**Work required**
Locate the word "title" in the data below, then copy every line that holds it.
── Data listing ──
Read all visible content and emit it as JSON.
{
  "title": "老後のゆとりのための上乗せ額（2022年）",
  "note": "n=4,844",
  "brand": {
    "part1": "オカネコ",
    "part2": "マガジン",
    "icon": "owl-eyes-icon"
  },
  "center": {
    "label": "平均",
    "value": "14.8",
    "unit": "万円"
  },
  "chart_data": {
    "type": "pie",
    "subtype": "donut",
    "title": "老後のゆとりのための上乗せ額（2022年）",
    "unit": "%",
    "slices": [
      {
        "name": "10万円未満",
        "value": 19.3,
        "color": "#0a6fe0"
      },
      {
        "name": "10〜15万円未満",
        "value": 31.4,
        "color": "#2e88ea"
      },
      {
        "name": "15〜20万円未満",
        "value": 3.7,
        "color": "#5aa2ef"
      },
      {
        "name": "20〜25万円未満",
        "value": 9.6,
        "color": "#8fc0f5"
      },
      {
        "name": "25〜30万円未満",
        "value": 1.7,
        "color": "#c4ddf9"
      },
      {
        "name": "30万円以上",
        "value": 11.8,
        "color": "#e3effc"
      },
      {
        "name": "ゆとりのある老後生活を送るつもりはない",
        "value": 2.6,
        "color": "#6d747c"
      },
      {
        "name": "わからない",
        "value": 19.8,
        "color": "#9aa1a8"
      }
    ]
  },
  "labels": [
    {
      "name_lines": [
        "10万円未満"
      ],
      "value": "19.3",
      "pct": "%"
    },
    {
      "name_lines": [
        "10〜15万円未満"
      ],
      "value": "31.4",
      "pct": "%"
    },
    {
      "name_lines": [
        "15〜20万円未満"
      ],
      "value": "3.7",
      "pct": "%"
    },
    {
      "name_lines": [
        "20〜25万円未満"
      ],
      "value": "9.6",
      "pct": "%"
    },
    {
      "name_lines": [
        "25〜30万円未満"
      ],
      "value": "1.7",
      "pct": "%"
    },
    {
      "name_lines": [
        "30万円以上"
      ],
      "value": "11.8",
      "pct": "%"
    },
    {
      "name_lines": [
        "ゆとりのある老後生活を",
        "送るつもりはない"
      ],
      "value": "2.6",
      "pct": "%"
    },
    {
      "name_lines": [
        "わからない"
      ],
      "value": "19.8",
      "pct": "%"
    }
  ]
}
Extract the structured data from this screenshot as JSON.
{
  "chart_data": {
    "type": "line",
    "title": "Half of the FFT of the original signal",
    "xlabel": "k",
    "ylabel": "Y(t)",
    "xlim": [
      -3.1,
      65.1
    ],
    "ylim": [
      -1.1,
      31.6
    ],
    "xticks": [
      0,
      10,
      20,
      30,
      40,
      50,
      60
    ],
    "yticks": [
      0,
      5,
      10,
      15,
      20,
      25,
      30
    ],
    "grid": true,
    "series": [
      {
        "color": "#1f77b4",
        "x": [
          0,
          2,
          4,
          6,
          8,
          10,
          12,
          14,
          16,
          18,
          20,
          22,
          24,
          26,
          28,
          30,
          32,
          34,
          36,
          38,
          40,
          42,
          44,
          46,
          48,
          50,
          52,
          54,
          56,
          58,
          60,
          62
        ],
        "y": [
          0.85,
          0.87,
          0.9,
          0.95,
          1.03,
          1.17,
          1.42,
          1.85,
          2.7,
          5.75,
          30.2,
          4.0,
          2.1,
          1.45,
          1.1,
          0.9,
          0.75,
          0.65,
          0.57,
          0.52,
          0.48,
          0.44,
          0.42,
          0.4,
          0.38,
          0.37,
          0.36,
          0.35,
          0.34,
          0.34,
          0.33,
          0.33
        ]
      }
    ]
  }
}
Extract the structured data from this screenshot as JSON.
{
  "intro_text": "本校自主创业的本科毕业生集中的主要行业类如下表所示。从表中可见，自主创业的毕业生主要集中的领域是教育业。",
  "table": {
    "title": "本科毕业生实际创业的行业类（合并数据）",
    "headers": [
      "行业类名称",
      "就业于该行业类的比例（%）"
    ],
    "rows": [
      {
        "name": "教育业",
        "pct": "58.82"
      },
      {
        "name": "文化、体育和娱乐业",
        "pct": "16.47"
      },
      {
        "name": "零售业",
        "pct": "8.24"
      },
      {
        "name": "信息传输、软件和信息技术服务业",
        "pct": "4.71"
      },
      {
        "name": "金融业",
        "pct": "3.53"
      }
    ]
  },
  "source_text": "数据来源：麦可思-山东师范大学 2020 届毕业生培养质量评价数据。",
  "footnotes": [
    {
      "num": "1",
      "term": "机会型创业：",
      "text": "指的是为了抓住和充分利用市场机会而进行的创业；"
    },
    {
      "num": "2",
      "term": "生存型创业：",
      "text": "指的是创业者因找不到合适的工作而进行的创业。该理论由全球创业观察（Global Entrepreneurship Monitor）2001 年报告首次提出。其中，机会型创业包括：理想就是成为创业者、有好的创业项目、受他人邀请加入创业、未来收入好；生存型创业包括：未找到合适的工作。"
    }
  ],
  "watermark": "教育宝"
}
───
**Exercise response**
  "title": "老後のゆとりのための上乗せ額（2022年）",
    "title": "老後のゆとりのための上乗せ額（2022年）",
    "title": "Half of the FFT of the original signal",
    "title": "本科毕业生实际创业的行业类（合并数据）",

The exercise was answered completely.